*Given problem*
Your task is to repeat the entries underneath exactly, minus the pictures.

*Data for this task*
....

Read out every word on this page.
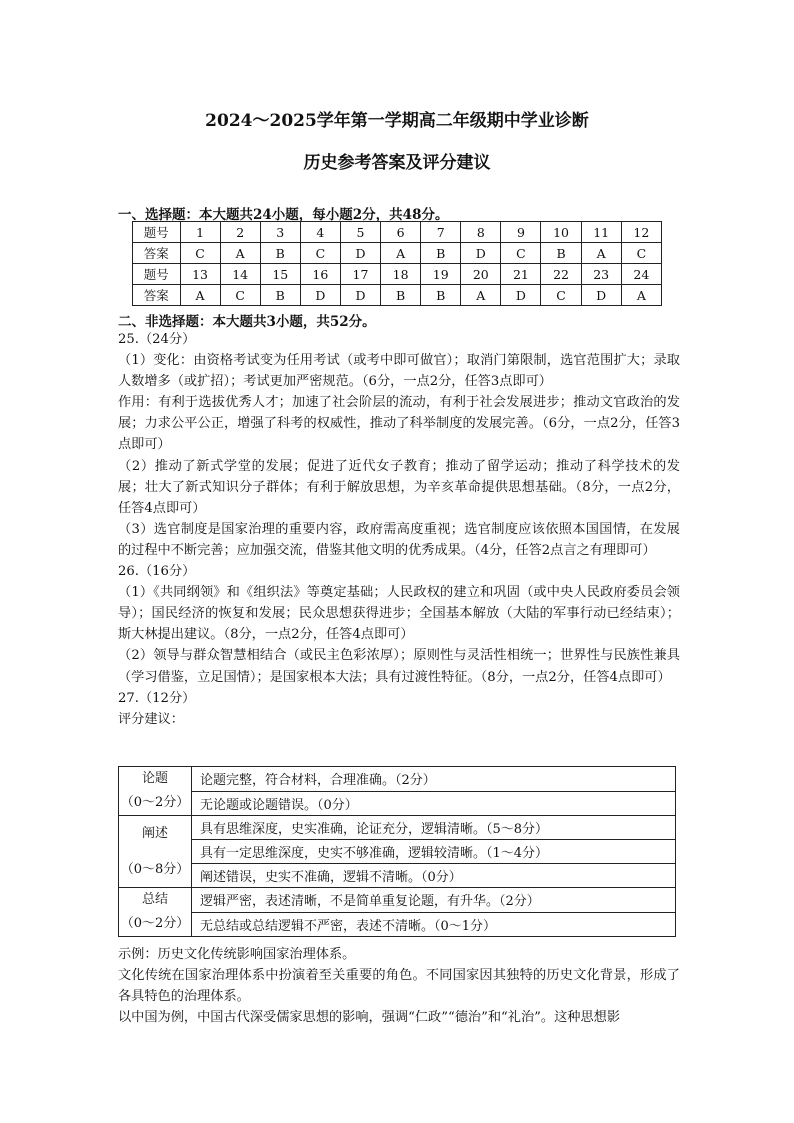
2024～2025学年第一学期高二年级期中学业诊断
历史参考答案及评分建议
一、选择题：本大题共24小题，每小题2分，共48分。
题号	1	2	3	4	5	6	7	8	9	10	11	12
答案	C	A	B	C	D	A	B	D	C	B	A	C
题号	13	14	15	16	17	18	19	20	21	22	23	24
答案	A	C	B	D	D	B	B	A	D	C	D	A
二、非选择题：本大题共3小题，共52分。

25.（24分）

（1）变化：由资格考试变为任用考试（或考中即可做官）；取消门第限制，选官范围扩大；录取人数增多（或扩招）；考试更加严密规范。（6分，一点2分，任答3点即可）

作用：有利于选拔优秀人才；加速了社会阶层的流动，有利于社会发展进步；推动文官政治的发展；力求公平公正，增强了科考的权威性，推动了科举制度的发展完善。（6分，一点2分，任答3点即可）

（2）推动了新式学堂的发展；促进了近代女子教育；推动了留学运动；推动了科学技术的发展；壮大了新式知识分子群体；有利于解放思想，为辛亥革命提供思想基础。（8分，一点2分，任答4点即可）

（3）选官制度是国家治理的重要内容，政府需高度重视；选官制度应该依照本国国情，在发展的过程中不断完善；应加强交流，借鉴其他文明的优秀成果。（4分，任答2点言之有理即可）

26.（16分）

（1）《共同纲领》和《组织法》等奠定基础；人民政权的建立和巩固（或中央人民政府委员会领导）；国民经济的恢复和发展；民众思想获得进步；全国基本解放（大陆的军事行动已经结束）；斯大林提出建议。（8分，一点2分，任答4点即可）

（2）领导与群众智慧相结合（或民主色彩浓厚）；原则性与灵活性相统一；世界性与民族性兼具（学习借鉴，立足国情）；是国家根本大法；具有过渡性特征。（8分，一点2分，任答4点即可）

27.（12分）

评分建议：

论题
（0～2分）	论题完整，符合材料，合理准确。（2分）
	无论题或论题错误。（0分）

阐述
（0～8分）	具有思维深度，史实准确，论证充分，逻辑清晰。（5～8分）
	具有一定思维深度，史实不够准确，逻辑较清晰。（1～4分）
	阐述错误，史实不准确，逻辑不清晰。（0分）

总结
（0～2分）	逻辑严密，表述清晰，不是简单重复论题，有升华。（2分）
	无总结或总结逻辑不严密，表述不清晰。（0～1分）

示例：历史文化传统影响国家治理体系。

文化传统在国家治理体系中扮演着至关重要的角色。不同国家因其独特的历史文化背景，形成了各具特色的治理体系。

以中国为例，中国古代深受儒家思想的影响，强调“仁政”“德治”和“礼治”。这种思想影
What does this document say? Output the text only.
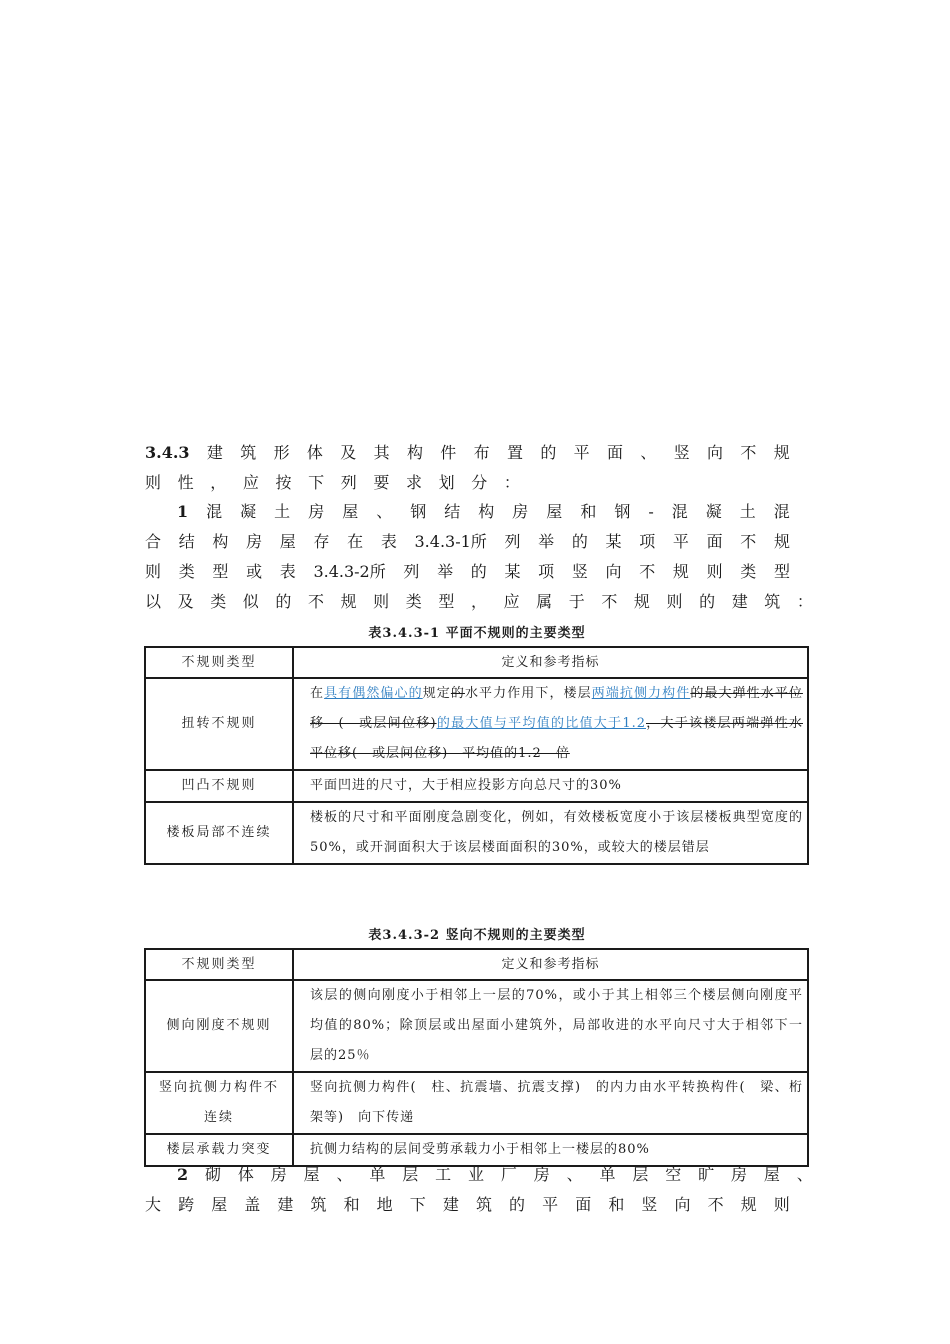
3.4.3 建 筑 形 体 及 其 构 件 布 置 的 平 面 、 竖 向 不 规
则 性 ， 应 按 下 列 要 求 划 分 ：
1 混 凝 土 房 屋 、 钢 结 构 房 屋 和 钢 - 混 凝 土 混
合 结 构 房 屋 存 在 表 3.4.3-1所 列 举 的 某 项 平 面 不 规
则 类 型 或 表 3.4.3-2所 列 举 的 某 项 竖 向 不 规 则 类 型
以 及 类 似 的 不 规 则 类 型 ， 应 属 于 不 规 则 的 建 筑 ：
表3.4.3-1 平面不规则的主要类型
不规则类型	定义和参考指标
扭转不规则	在具有偶然偏心的规定的水平力作用下，楼层两端抗侧力构件的最大弹性水平位移　(　或层间位移)的最大值与平均值的比值大于1.2，大于该楼层两端弹性水平位移(　或层间位移)　平均值的1.2　倍
凹凸不规则	平面凹进的尺寸，大于相应投影方向总尺寸的30%
楼板局部不连续	楼板的尺寸和平面刚度急剧变化，例如，有效楼板宽度小于该层楼板典型宽度的50%，或开洞面积大于该层楼面面积的30%，或较大的楼层错层
表3.4.3-2 竖向不规则的主要类型
不规则类型	定义和参考指标
侧向刚度不规则	该层的侧向刚度小于相邻上一层的70%，或小于其上相邻三个楼层侧向刚度平均值的80%；除顶层或出屋面小建筑外，局部收进的水平向尺寸大于相邻下一层的25％
竖向抗侧力构件不连续	竖向抗侧力构件(　柱、抗震墙、抗震支撑)　的内力由水平转换构件(　梁、桁架等)　向下传递
楼层承载力突变	抗侧力结构的层间受剪承载力小于相邻上一楼层的80%
2 砌 体 房 屋 、 单 层 工 业 厂 房 、 单 层 空 旷 房 屋 、
大 跨 屋 盖 建 筑 和 地 下 建 筑 的 平 面 和 竖 向 不 规 则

....

*Result of the exercise*
Read out every word on this page.
2024～2025学年第一学期高二年级期中学业诊断
历史参考答案及评分建议
一、选择题：本大题共24小题，每小题2分，共48分。
题号	1	2	3	4	5	6	7	8	9	10	11	12
答案	C	A	B	C	D	A	B	D	C	B	A	C
题号	13	14	15	16	17	18	19	20	21	22	23	24
答案	A	C	B	D	D	B	B	A	D	C	D	A
二、非选择题：本大题共3小题，共52分。

25.（24分）

（1）变化：由资格考试变为任用考试（或考中即可做官）；取消门第限制，选官范围扩大；录取人数增多（或扩招）；考试更加严密规范。（6分，一点2分，任答3点即可）

作用：有利于选拔优秀人才；加速了社会阶层的流动，有利于社会发展进步；推动文官政治的发展；力求公平公正，增强了科考的权威性，推动了科举制度的发展完善。（6分，一点2分，任答3点即可）

（2）推动了新式学堂的发展；促进了近代女子教育；推动了留学运动；推动了科学技术的发展；壮大了新式知识分子群体；有利于解放思想，为辛亥革命提供思想基础。（8分，一点2分，任答4点即可）

（3）选官制度是国家治理的重要内容，政府需高度重视；选官制度应该依照本国国情，在发展的过程中不断完善；应加强交流，借鉴其他文明的优秀成果。（4分，任答2点言之有理即可）

26.（16分）

（1）《共同纲领》和《组织法》等奠定基础；人民政权的建立和巩固（或中央人民政府委员会领导）；国民经济的恢复和发展；民众思想获得进步；全国基本解放（大陆的军事行动已经结束）；斯大林提出建议。（8分，一点2分，任答4点即可）

（2）领导与群众智慧相结合（或民主色彩浓厚）；原则性与灵活性相统一；世界性与民族性兼具（学习借鉴，立足国情）；是国家根本大法；具有过渡性特征。（8分，一点2分，任答4点即可）

27.（12分）

评分建议：

论题
（0～2分）	论题完整，符合材料，合理准确。（2分）
	无论题或论题错误。（0分）

阐述
（0～8分）	具有思维深度，史实准确，论证充分，逻辑清晰。（5～8分）
	具有一定思维深度，史实不够准确，逻辑较清晰。（1～4分）
	阐述错误，史实不准确，逻辑不清晰。（0分）

总结
（0～2分）	逻辑严密，表述清晰，不是简单重复论题，有升华。（2分）
	无总结或总结逻辑不严密，表述不清晰。（0～1分）

示例：历史文化传统影响国家治理体系。

文化传统在国家治理体系中扮演着至关重要的角色。不同国家因其独特的历史文化背景，形成了各具特色的治理体系。

以中国为例，中国古代深受儒家思想的影响，强调“仁政”“德治”和“礼治”。这种思想影
What does this document say? Output the text only.
3.4.3 建 筑 形 体 及 其 构 件 布 置 的 平 面 、 竖 向 不 规
则 性 ， 应 按 下 列 要 求 划 分 ：
1 混 凝 土 房 屋 、 钢 结 构 房 屋 和 钢 - 混 凝 土 混
合 结 构 房 屋 存 在 表 3.4.3-1所 列 举 的 某 项 平 面 不 规
则 类 型 或 表 3.4.3-2所 列 举 的 某 项 竖 向 不 规 则 类 型
以 及 类 似 的 不 规 则 类 型 ， 应 属 于 不 规 则 的 建 筑 ：
表3.4.3-1 平面不规则的主要类型
不规则类型	定义和参考指标
扭转不规则	在具有偶然偏心的规定的水平力作用下，楼层两端抗侧力构件的最大弹性水平位移　(　或层间位移)的最大值与平均值的比值大于1.2，大于该楼层两端弹性水平位移(　或层间位移)　平均值的1.2　倍
凹凸不规则	平面凹进的尺寸，大于相应投影方向总尺寸的30%
楼板局部不连续	楼板的尺寸和平面刚度急剧变化，例如，有效楼板宽度小于该层楼板典型宽度的50%，或开洞面积大于该层楼面面积的30%，或较大的楼层错层
表3.4.3-2 竖向不规则的主要类型
不规则类型	定义和参考指标
侧向刚度不规则	该层的侧向刚度小于相邻上一层的70%，或小于其上相邻三个楼层侧向刚度平均值的80%；除顶层或出屋面小建筑外，局部收进的水平向尺寸大于相邻下一层的25％
竖向抗侧力构件不连续	竖向抗侧力构件(　柱、抗震墙、抗震支撑)　的内力由水平转换构件(　梁、桁架等)　向下传递
楼层承载力突变	抗侧力结构的层间受剪承载力小于相邻上一楼层的80%
2 砌 体 房 屋 、 单 层 工 业 厂 房 、 单 层 空 旷 房 屋 、
大 跨 屋 盖 建 筑 和 地 下 建 筑 的 平 面 和 竖 向 不 规 则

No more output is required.